Records about charts and figures
▼▼▼

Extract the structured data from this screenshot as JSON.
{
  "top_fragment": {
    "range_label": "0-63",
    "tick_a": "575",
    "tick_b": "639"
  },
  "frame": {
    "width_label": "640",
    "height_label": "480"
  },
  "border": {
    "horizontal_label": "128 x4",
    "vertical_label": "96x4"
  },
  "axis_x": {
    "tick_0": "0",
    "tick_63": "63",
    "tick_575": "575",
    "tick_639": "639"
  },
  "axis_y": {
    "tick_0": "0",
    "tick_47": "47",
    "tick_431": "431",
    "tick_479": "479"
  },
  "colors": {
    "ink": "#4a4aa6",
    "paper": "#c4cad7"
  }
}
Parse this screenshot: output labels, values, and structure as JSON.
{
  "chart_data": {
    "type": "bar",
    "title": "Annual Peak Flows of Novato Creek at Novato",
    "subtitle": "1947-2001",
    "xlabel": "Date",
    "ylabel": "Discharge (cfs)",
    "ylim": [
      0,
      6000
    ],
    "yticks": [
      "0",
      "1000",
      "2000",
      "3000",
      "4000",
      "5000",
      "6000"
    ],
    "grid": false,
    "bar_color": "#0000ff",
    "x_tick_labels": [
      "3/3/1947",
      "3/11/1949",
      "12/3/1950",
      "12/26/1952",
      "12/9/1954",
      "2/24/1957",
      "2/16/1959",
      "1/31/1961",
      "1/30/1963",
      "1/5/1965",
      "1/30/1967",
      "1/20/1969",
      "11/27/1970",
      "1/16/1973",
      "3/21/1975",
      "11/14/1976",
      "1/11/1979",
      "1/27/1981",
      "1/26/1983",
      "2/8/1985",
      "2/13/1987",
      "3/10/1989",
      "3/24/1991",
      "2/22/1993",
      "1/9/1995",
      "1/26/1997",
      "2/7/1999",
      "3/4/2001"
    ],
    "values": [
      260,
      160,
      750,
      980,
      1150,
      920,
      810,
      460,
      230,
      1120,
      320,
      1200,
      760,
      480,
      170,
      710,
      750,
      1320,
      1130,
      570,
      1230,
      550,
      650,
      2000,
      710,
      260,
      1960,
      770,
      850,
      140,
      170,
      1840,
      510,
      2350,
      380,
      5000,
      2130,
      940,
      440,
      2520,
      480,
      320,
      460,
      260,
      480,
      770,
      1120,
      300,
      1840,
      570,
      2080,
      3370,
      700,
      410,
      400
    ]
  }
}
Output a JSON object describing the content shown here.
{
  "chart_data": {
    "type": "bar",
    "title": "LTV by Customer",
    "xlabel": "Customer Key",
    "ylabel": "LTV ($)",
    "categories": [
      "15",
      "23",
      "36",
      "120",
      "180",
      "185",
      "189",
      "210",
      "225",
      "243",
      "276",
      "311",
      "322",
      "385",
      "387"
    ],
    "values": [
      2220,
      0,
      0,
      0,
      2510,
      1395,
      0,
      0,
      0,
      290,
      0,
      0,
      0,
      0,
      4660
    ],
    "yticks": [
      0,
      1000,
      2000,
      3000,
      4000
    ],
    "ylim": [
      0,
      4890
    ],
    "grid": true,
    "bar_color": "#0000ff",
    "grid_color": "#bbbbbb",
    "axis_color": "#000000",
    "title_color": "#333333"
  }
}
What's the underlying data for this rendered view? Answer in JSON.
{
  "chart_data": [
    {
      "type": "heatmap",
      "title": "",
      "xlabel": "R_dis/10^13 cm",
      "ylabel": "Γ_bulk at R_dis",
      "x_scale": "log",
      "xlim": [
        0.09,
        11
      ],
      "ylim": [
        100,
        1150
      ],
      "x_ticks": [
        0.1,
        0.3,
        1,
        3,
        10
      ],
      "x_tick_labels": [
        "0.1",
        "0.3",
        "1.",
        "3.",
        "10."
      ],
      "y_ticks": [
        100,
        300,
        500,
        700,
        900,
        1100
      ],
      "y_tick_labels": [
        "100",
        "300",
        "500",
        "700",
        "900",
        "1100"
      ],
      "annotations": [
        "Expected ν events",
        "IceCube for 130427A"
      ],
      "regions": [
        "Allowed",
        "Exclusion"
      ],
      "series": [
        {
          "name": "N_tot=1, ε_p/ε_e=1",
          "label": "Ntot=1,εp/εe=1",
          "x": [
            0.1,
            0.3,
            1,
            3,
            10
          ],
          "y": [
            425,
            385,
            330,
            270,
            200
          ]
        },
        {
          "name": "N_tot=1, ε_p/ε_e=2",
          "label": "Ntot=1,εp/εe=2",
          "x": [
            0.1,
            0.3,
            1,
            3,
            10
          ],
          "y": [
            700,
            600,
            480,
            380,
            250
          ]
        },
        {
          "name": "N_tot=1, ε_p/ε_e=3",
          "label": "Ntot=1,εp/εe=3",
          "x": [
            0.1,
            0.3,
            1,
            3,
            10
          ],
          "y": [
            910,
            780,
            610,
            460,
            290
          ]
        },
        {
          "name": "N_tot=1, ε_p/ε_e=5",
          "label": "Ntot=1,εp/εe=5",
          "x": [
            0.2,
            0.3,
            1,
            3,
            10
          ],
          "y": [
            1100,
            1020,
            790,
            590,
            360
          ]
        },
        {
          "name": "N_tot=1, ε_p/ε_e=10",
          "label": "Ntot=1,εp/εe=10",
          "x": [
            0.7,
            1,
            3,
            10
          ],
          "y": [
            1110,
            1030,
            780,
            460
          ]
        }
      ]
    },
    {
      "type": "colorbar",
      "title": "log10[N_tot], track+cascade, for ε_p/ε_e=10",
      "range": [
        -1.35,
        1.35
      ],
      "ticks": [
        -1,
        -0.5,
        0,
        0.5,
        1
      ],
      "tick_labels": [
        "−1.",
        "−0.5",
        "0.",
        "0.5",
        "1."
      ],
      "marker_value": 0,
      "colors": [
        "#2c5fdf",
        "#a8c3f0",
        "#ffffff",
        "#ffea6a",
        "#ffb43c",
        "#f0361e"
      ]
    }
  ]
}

▲▲▲

▶ _Aim_:
Every line of the records above needs to be given again exactly.

▶ _Problem solution_:
Extract the structured data from this screenshot as JSON.
{
  "top_fragment": {
    "range_label": "0-63",
    "tick_a": "575",
    "tick_b": "639"
  },
  "frame": {
    "width_label": "640",
    "height_label": "480"
  },
  "border": {
    "horizontal_label": "128 x4",
    "vertical_label": "96x4"
  },
  "axis_x": {
    "tick_0": "0",
    "tick_63": "63",
    "tick_575": "575",
    "tick_639": "639"
  },
  "axis_y": {
    "tick_0": "0",
    "tick_47": "47",
    "tick_431": "431",
    "tick_479": "479"
  },
  "colors": {
    "ink": "#4a4aa6",
    "paper": "#c4cad7"
  }
}
Parse this screenshot: output labels, values, and structure as JSON.
{
  "chart_data": {
    "type": "bar",
    "title": "Annual Peak Flows of Novato Creek at Novato",
    "subtitle": "1947-2001",
    "xlabel": "Date",
    "ylabel": "Discharge (cfs)",
    "ylim": [
      0,
      6000
    ],
    "yticks": [
      "0",
      "1000",
      "2000",
      "3000",
      "4000",
      "5000",
      "6000"
    ],
    "grid": false,
    "bar_color": "#0000ff",
    "x_tick_labels": [
      "3/3/1947",
      "3/11/1949",
      "12/3/1950",
      "12/26/1952",
      "12/9/1954",
      "2/24/1957",
      "2/16/1959",
      "1/31/1961",
      "1/30/1963",
      "1/5/1965",
      "1/30/1967",
      "1/20/1969",
      "11/27/1970",
      "1/16/1973",
      "3/21/1975",
      "11/14/1976",
      "1/11/1979",
      "1/27/1981",
      "1/26/1983",
      "2/8/1985",
      "2/13/1987",
      "3/10/1989",
      "3/24/1991",
      "2/22/1993",
      "1/9/1995",
      "1/26/1997",
      "2/7/1999",
      "3/4/2001"
    ],
    "values": [
      260,
      160,
      750,
      980,
      1150,
      920,
      810,
      460,
      230,
      1120,
      320,
      1200,
      760,
      480,
      170,
      710,
      750,
      1320,
      1130,
      570,
      1230,
      550,
      650,
      2000,
      710,
      260,
      1960,
      770,
      850,
      140,
      170,
      1840,
      510,
      2350,
      380,
      5000,
      2130,
      940,
      440,
      2520,
      480,
      320,
      460,
      260,
      480,
      770,
      1120,
      300,
      1840,
      570,
      2080,
      3370,
      700,
      410,
      400
    ]
  }
}
Output a JSON object describing the content shown here.
{
  "chart_data": {
    "type": "bar",
    "title": "LTV by Customer",
    "xlabel": "Customer Key",
    "ylabel": "LTV ($)",
    "categories": [
      "15",
      "23",
      "36",
      "120",
      "180",
      "185",
      "189",
      "210",
      "225",
      "243",
      "276",
      "311",
      "322",
      "385",
      "387"
    ],
    "values": [
      2220,
      0,
      0,
      0,
      2510,
      1395,
      0,
      0,
      0,
      290,
      0,
      0,
      0,
      0,
      4660
    ],
    "yticks": [
      0,
      1000,
      2000,
      3000,
      4000
    ],
    "ylim": [
      0,
      4890
    ],
    "grid": true,
    "bar_color": "#0000ff",
    "grid_color": "#bbbbbb",
    "axis_color": "#000000",
    "title_color": "#333333"
  }
}
What's the underlying data for this rendered view? Answer in JSON.
{
  "chart_data": [
    {
      "type": "heatmap",
      "title": "",
      "xlabel": "R_dis/10^13 cm",
      "ylabel": "Γ_bulk at R_dis",
      "x_scale": "log",
      "xlim": [
        0.09,
        11
      ],
      "ylim": [
        100,
        1150
      ],
      "x_ticks": [
        0.1,
        0.3,
        1,
        3,
        10
      ],
      "x_tick_labels": [
        "0.1",
        "0.3",
        "1.",
        "3.",
        "10."
      ],
      "y_ticks": [
        100,
        300,
        500,
        700,
        900,
        1100
      ],
      "y_tick_labels": [
        "100",
        "300",
        "500",
        "700",
        "900",
        "1100"
      ],
      "annotations": [
        "Expected ν events",
        "IceCube for 130427A"
      ],
      "regions": [
        "Allowed",
        "Exclusion"
      ],
      "series": [
        {
          "name": "N_tot=1, ε_p/ε_e=1",
          "label": "Ntot=1,εp/εe=1",
          "x": [
            0.1,
            0.3,
            1,
            3,
            10
          ],
          "y": [
            425,
            385,
            330,
            270,
            200
          ]
        },
        {
          "name": "N_tot=1, ε_p/ε_e=2",
          "label": "Ntot=1,εp/εe=2",
          "x": [
            0.1,
            0.3,
            1,
            3,
            10
          ],
          "y": [
            700,
            600,
            480,
            380,
            250
          ]
        },
        {
          "name": "N_tot=1, ε_p/ε_e=3",
          "label": "Ntot=1,εp/εe=3",
          "x": [
            0.1,
            0.3,
            1,
            3,
            10
          ],
          "y": [
            910,
            780,
            610,
            460,
            290
          ]
        },
        {
          "name": "N_tot=1, ε_p/ε_e=5",
          "label": "Ntot=1,εp/εe=5",
          "x": [
            0.2,
            0.3,
            1,
            3,
            10
          ],
          "y": [
            1100,
            1020,
            790,
            590,
            360
          ]
        },
        {
          "name": "N_tot=1, ε_p/ε_e=10",
          "label": "Ntot=1,εp/εe=10",
          "x": [
            0.7,
            1,
            3,
            10
          ],
          "y": [
            1110,
            1030,
            780,
            460
          ]
        }
      ]
    },
    {
      "type": "colorbar",
      "title": "log10[N_tot], track+cascade, for ε_p/ε_e=10",
      "range": [
        -1.35,
        1.35
      ],
      "ticks": [
        -1,
        -0.5,
        0,
        0.5,
        1
      ],
      "tick_labels": [
        "−1.",
        "−0.5",
        "0.",
        "0.5",
        "1."
      ],
      "marker_value": 0,
      "colors": [
        "#2c5fdf",
        "#a8c3f0",
        "#ffffff",
        "#ffea6a",
        "#ffb43c",
        "#f0361e"
      ]
    }
  ]
}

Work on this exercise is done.